Directions: Scan the entries and tally the lines that include the string "中医特色建设". Reply with the figure alone.

Excerpted records:
────────────────────────────────────────
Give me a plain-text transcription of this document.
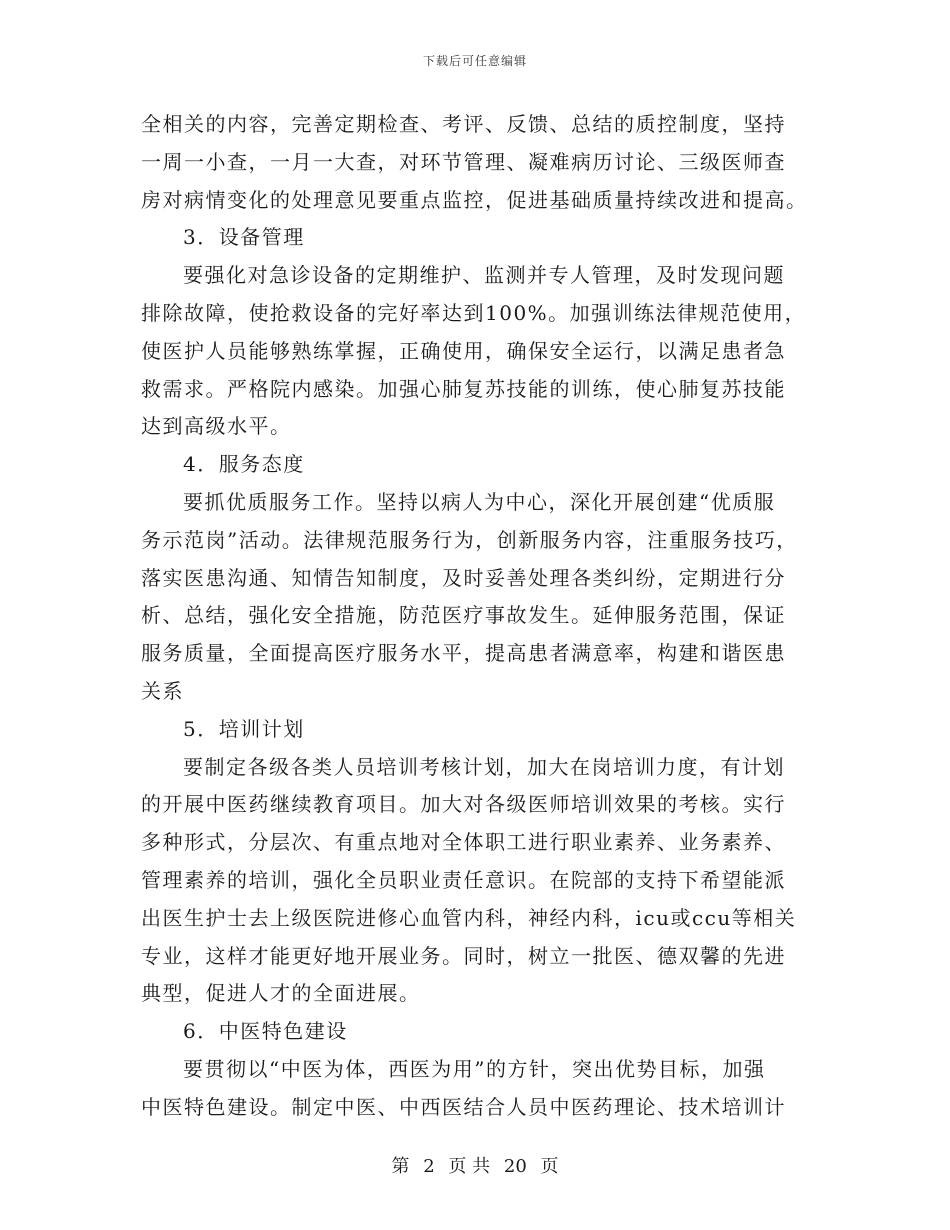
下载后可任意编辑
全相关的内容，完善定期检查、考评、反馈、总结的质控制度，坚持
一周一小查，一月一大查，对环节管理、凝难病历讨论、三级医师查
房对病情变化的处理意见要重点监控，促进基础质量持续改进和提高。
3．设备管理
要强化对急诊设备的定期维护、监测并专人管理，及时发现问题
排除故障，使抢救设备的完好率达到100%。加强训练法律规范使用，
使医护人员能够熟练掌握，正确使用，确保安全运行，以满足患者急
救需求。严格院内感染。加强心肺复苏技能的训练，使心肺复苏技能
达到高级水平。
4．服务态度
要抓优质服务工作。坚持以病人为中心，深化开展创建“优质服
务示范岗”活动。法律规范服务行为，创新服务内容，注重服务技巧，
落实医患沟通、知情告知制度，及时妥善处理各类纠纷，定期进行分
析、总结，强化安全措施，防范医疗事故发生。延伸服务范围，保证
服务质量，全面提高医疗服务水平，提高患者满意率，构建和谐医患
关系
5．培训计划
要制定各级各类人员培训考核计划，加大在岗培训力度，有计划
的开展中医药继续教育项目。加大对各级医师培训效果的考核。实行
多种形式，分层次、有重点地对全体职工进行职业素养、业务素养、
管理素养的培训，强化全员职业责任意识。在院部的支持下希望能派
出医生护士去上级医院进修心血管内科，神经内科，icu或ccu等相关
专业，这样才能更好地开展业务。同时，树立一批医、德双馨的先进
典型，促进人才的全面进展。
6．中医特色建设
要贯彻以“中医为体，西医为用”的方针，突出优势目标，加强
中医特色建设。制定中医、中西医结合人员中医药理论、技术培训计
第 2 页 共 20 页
────────────────────────────────────────
Result of the exercise: 2